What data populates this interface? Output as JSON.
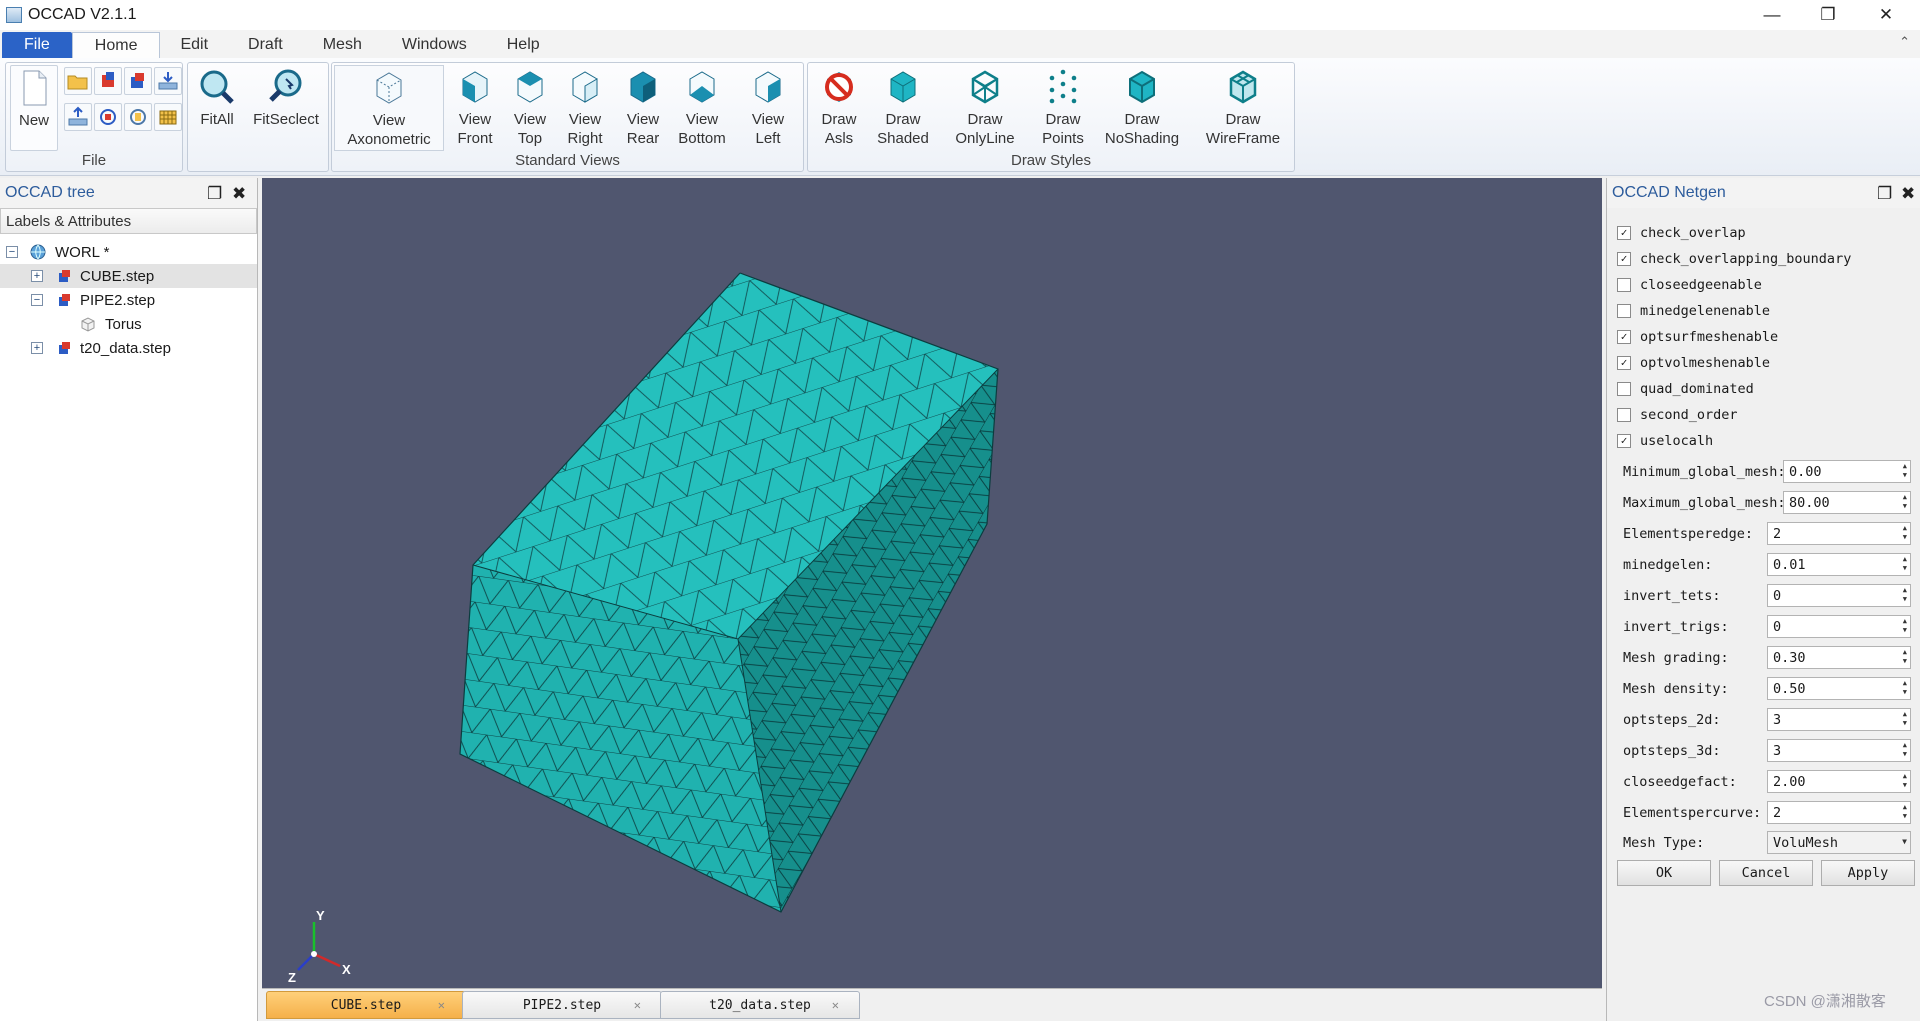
{
  "window": {
    "title": "OCCAD V2.1.1"
  },
  "menu": {
    "file": "File",
    "tabs": [
      "Home",
      "Edit",
      "Draft",
      "Mesh",
      "Windows",
      "Help"
    ]
  },
  "ribbon": {
    "file_group": {
      "label": "File",
      "new": "New"
    },
    "fit": {
      "fitall": "FitAll",
      "fitselect": "FitSeclect"
    },
    "views_group": {
      "label": "Standard Views",
      "items": [
        {
          "l1": "View",
          "l2": "Axonometric"
        },
        {
          "l1": "View",
          "l2": "Front"
        },
        {
          "l1": "View",
          "l2": "Top"
        },
        {
          "l1": "View",
          "l2": "Right"
        },
        {
          "l1": "View",
          "l2": "Rear"
        },
        {
          "l1": "View",
          "l2": "Bottom"
        },
        {
          "l1": "View",
          "l2": "Left"
        }
      ]
    },
    "draw_group": {
      "label": "Draw Styles",
      "items": [
        {
          "l1": "Draw",
          "l2": "Asls"
        },
        {
          "l1": "Draw",
          "l2": "Shaded"
        },
        {
          "l1": "Draw",
          "l2": "OnlyLine"
        },
        {
          "l1": "Draw",
          "l2": "Points"
        },
        {
          "l1": "Draw",
          "l2": "NoShading"
        },
        {
          "l1": "Draw",
          "l2": "WireFrame"
        }
      ]
    }
  },
  "tree": {
    "title": "OCCAD tree",
    "header": "Labels & Attributes",
    "items": [
      "WORL *",
      "CUBE.step",
      "PIPE2.step",
      "Torus",
      "t20_data.step"
    ]
  },
  "doc_tabs": [
    "CUBE.step",
    "PIPE2.step",
    "t20_data.step"
  ],
  "axis": {
    "x": "X",
    "y": "Y",
    "z": "Z"
  },
  "netgen": {
    "title": "OCCAD Netgen",
    "checks": [
      {
        "label": "check_overlap",
        "checked": true
      },
      {
        "label": "check_overlapping_boundary",
        "checked": true
      },
      {
        "label": "closeedgeenable",
        "checked": false
      },
      {
        "label": "minedgelenenable",
        "checked": false
      },
      {
        "label": "optsurfmeshenable",
        "checked": true
      },
      {
        "label": "optvolmeshenable",
        "checked": true
      },
      {
        "label": "quad_dominated",
        "checked": false
      },
      {
        "label": "second_order",
        "checked": false
      },
      {
        "label": "uselocalh",
        "checked": true
      }
    ],
    "params": [
      {
        "label": "Minimum_global_mesh:",
        "value": "0.00"
      },
      {
        "label": "Maximum_global_mesh:",
        "value": "80.00"
      },
      {
        "label": "Elementsperedge:",
        "value": "2"
      },
      {
        "label": "minedgelen:",
        "value": "0.01"
      },
      {
        "label": "invert_tets:",
        "value": "0"
      },
      {
        "label": "invert_trigs:",
        "value": "0"
      },
      {
        "label": "Mesh grading:",
        "value": "0.30"
      },
      {
        "label": "Mesh density:",
        "value": "0.50"
      },
      {
        "label": "optsteps_2d:",
        "value": "3"
      },
      {
        "label": "optsteps_3d:",
        "value": "3"
      },
      {
        "label": "closeedgefact:",
        "value": "2.00"
      },
      {
        "label": "Elementspercurve:",
        "value": "2"
      }
    ],
    "mesh_type_label": "Mesh Type:",
    "mesh_type_value": "VoluMesh",
    "ok": "OK",
    "cancel": "Cancel",
    "apply": "Apply"
  },
  "watermark": "CSDN @潇湘散客",
  "colors": {
    "accent": "#2b63c7",
    "mesh": "#1fb5b5",
    "viewport_bg": "#50566f",
    "active_tab": "#f5b04a"
  }
}
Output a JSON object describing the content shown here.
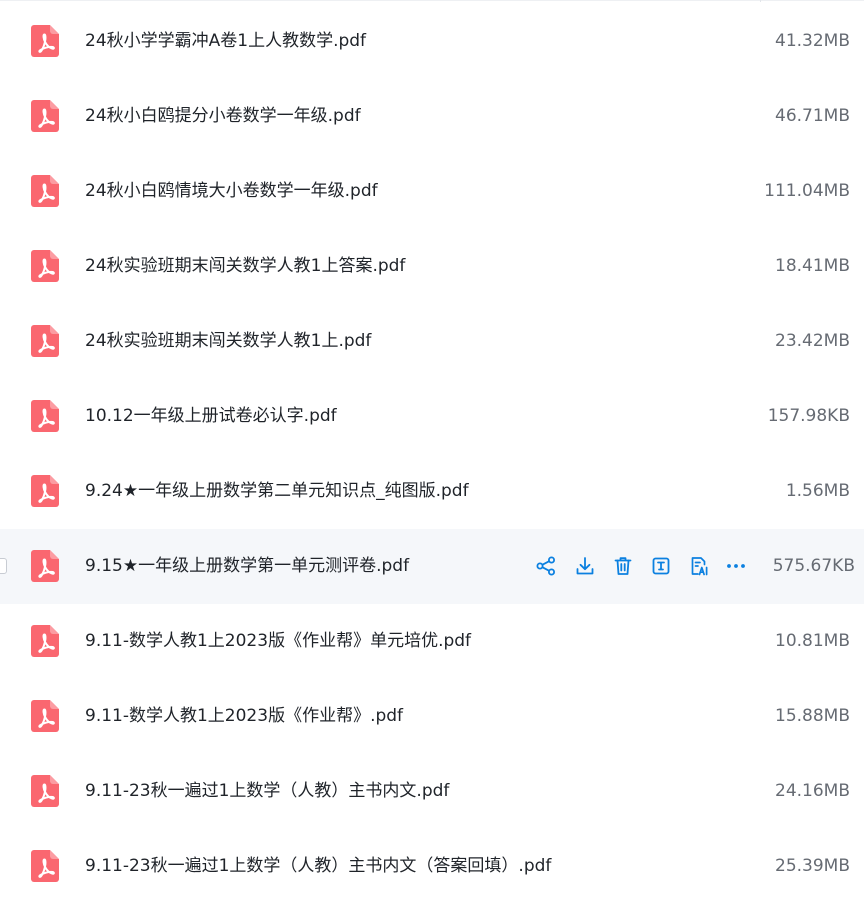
{
  "colors": {
    "pdf_icon": "#fa6770",
    "accent": "#0b80e0",
    "hover_row": "#f5f7fa",
    "text": "#1f2329",
    "size_text": "#666b73"
  },
  "hovered_index": 7,
  "row_actions": [
    {
      "icon": "share-icon"
    },
    {
      "icon": "download-icon"
    },
    {
      "icon": "delete-icon"
    },
    {
      "icon": "text-extract-icon"
    },
    {
      "icon": "ai-document-icon"
    },
    {
      "icon": "more-icon"
    }
  ],
  "files": [
    {
      "name": "24秋小学学霸冲A卷1上人教数学.pdf",
      "size": "41.32MB",
      "icon": "pdf-icon"
    },
    {
      "name": "24秋小白鸥提分小卷数学一年级.pdf",
      "size": "46.71MB",
      "icon": "pdf-icon"
    },
    {
      "name": "24秋小白鸥情境大小卷数学一年级.pdf",
      "size": "111.04MB",
      "icon": "pdf-icon"
    },
    {
      "name": "24秋实验班期末闯关数学人教1上答案.pdf",
      "size": "18.41MB",
      "icon": "pdf-icon"
    },
    {
      "name": "24秋实验班期末闯关数学人教1上.pdf",
      "size": "23.42MB",
      "icon": "pdf-icon"
    },
    {
      "name": "10.12一年级上册试卷必认字.pdf",
      "size": "157.98KB",
      "icon": "pdf-icon"
    },
    {
      "name": "9.24★一年级上册数学第二单元知识点_纯图版.pdf",
      "size": "1.56MB",
      "icon": "pdf-icon"
    },
    {
      "name": "9.15★一年级上册数学第一单元测评卷.pdf",
      "size": "575.67KB",
      "icon": "pdf-icon"
    },
    {
      "name": "9.11-数学人教1上2023版《作业帮》单元培优.pdf",
      "size": "10.81MB",
      "icon": "pdf-icon"
    },
    {
      "name": "9.11-数学人教1上2023版《作业帮》.pdf",
      "size": "15.88MB",
      "icon": "pdf-icon"
    },
    {
      "name": "9.11-23秋一遍过1上数学（人教）主书内文.pdf",
      "size": "24.16MB",
      "icon": "pdf-icon"
    },
    {
      "name": "9.11-23秋一遍过1上数学（人教）主书内文（答案回填）.pdf",
      "size": "25.39MB",
      "icon": "pdf-icon"
    }
  ]
}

# [Problem requirements]
The records above should be reproduced exactly, with no pictures included.

# [Solution below]
What data populates this interface? Output as JSON.
{
  "window": {
    "title": "OCCAD V2.1.1"
  },
  "menu": {
    "file": "File",
    "tabs": [
      "Home",
      "Edit",
      "Draft",
      "Mesh",
      "Windows",
      "Help"
    ]
  },
  "ribbon": {
    "file_group": {
      "label": "File",
      "new": "New"
    },
    "fit": {
      "fitall": "FitAll",
      "fitselect": "FitSeclect"
    },
    "views_group": {
      "label": "Standard Views",
      "items": [
        {
          "l1": "View",
          "l2": "Axonometric"
        },
        {
          "l1": "View",
          "l2": "Front"
        },
        {
          "l1": "View",
          "l2": "Top"
        },
        {
          "l1": "View",
          "l2": "Right"
        },
        {
          "l1": "View",
          "l2": "Rear"
        },
        {
          "l1": "View",
          "l2": "Bottom"
        },
        {
          "l1": "View",
          "l2": "Left"
        }
      ]
    },
    "draw_group": {
      "label": "Draw Styles",
      "items": [
        {
          "l1": "Draw",
          "l2": "Asls"
        },
        {
          "l1": "Draw",
          "l2": "Shaded"
        },
        {
          "l1": "Draw",
          "l2": "OnlyLine"
        },
        {
          "l1": "Draw",
          "l2": "Points"
        },
        {
          "l1": "Draw",
          "l2": "NoShading"
        },
        {
          "l1": "Draw",
          "l2": "WireFrame"
        }
      ]
    }
  },
  "tree": {
    "title": "OCCAD tree",
    "header": "Labels & Attributes",
    "items": [
      "WORL *",
      "CUBE.step",
      "PIPE2.step",
      "Torus",
      "t20_data.step"
    ]
  },
  "doc_tabs": [
    "CUBE.step",
    "PIPE2.step",
    "t20_data.step"
  ],
  "axis": {
    "x": "X",
    "y": "Y",
    "z": "Z"
  },
  "netgen": {
    "title": "OCCAD Netgen",
    "checks": [
      {
        "label": "check_overlap",
        "checked": true
      },
      {
        "label": "check_overlapping_boundary",
        "checked": true
      },
      {
        "label": "closeedgeenable",
        "checked": false
      },
      {
        "label": "minedgelenenable",
        "checked": false
      },
      {
        "label": "optsurfmeshenable",
        "checked": true
      },
      {
        "label": "optvolmeshenable",
        "checked": true
      },
      {
        "label": "quad_dominated",
        "checked": false
      },
      {
        "label": "second_order",
        "checked": false
      },
      {
        "label": "uselocalh",
        "checked": true
      }
    ],
    "params": [
      {
        "label": "Minimum_global_mesh:",
        "value": "0.00"
      },
      {
        "label": "Maximum_global_mesh:",
        "value": "80.00"
      },
      {
        "label": "Elementsperedge:",
        "value": "2"
      },
      {
        "label": "minedgelen:",
        "value": "0.01"
      },
      {
        "label": "invert_tets:",
        "value": "0"
      },
      {
        "label": "invert_trigs:",
        "value": "0"
      },
      {
        "label": "Mesh grading:",
        "value": "0.30"
      },
      {
        "label": "Mesh density:",
        "value": "0.50"
      },
      {
        "label": "optsteps_2d:",
        "value": "3"
      },
      {
        "label": "optsteps_3d:",
        "value": "3"
      },
      {
        "label": "closeedgefact:",
        "value": "2.00"
      },
      {
        "label": "Elementspercurve:",
        "value": "2"
      }
    ],
    "mesh_type_label": "Mesh Type:",
    "mesh_type_value": "VoluMesh",
    "ok": "OK",
    "cancel": "Cancel",
    "apply": "Apply"
  },
  "watermark": "CSDN @潇湘散客",
  "colors": {
    "accent": "#2b63c7",
    "mesh": "#1fb5b5",
    "viewport_bg": "#50566f",
    "active_tab": "#f5b04a"
  }
}
Output a JSON object describing the content shown here.
{
  "colors": {
    "pdf_icon": "#fa6770",
    "accent": "#0b80e0",
    "hover_row": "#f5f7fa",
    "text": "#1f2329",
    "size_text": "#666b73"
  },
  "hovered_index": 7,
  "row_actions": [
    {
      "icon": "share-icon"
    },
    {
      "icon": "download-icon"
    },
    {
      "icon": "delete-icon"
    },
    {
      "icon": "text-extract-icon"
    },
    {
      "icon": "ai-document-icon"
    },
    {
      "icon": "more-icon"
    }
  ],
  "files": [
    {
      "name": "24秋小学学霸冲A卷1上人教数学.pdf",
      "size": "41.32MB",
      "icon": "pdf-icon"
    },
    {
      "name": "24秋小白鸥提分小卷数学一年级.pdf",
      "size": "46.71MB",
      "icon": "pdf-icon"
    },
    {
      "name": "24秋小白鸥情境大小卷数学一年级.pdf",
      "size": "111.04MB",
      "icon": "pdf-icon"
    },
    {
      "name": "24秋实验班期末闯关数学人教1上答案.pdf",
      "size": "18.41MB",
      "icon": "pdf-icon"
    },
    {
      "name": "24秋实验班期末闯关数学人教1上.pdf",
      "size": "23.42MB",
      "icon": "pdf-icon"
    },
    {
      "name": "10.12一年级上册试卷必认字.pdf",
      "size": "157.98KB",
      "icon": "pdf-icon"
    },
    {
      "name": "9.24★一年级上册数学第二单元知识点_纯图版.pdf",
      "size": "1.56MB",
      "icon": "pdf-icon"
    },
    {
      "name": "9.15★一年级上册数学第一单元测评卷.pdf",
      "size": "575.67KB",
      "icon": "pdf-icon"
    },
    {
      "name": "9.11-数学人教1上2023版《作业帮》单元培优.pdf",
      "size": "10.81MB",
      "icon": "pdf-icon"
    },
    {
      "name": "9.11-数学人教1上2023版《作业帮》.pdf",
      "size": "15.88MB",
      "icon": "pdf-icon"
    },
    {
      "name": "9.11-23秋一遍过1上数学（人教）主书内文.pdf",
      "size": "24.16MB",
      "icon": "pdf-icon"
    },
    {
      "name": "9.11-23秋一遍过1上数学（人教）主书内文（答案回填）.pdf",
      "size": "25.39MB",
      "icon": "pdf-icon"
    }
  ]
}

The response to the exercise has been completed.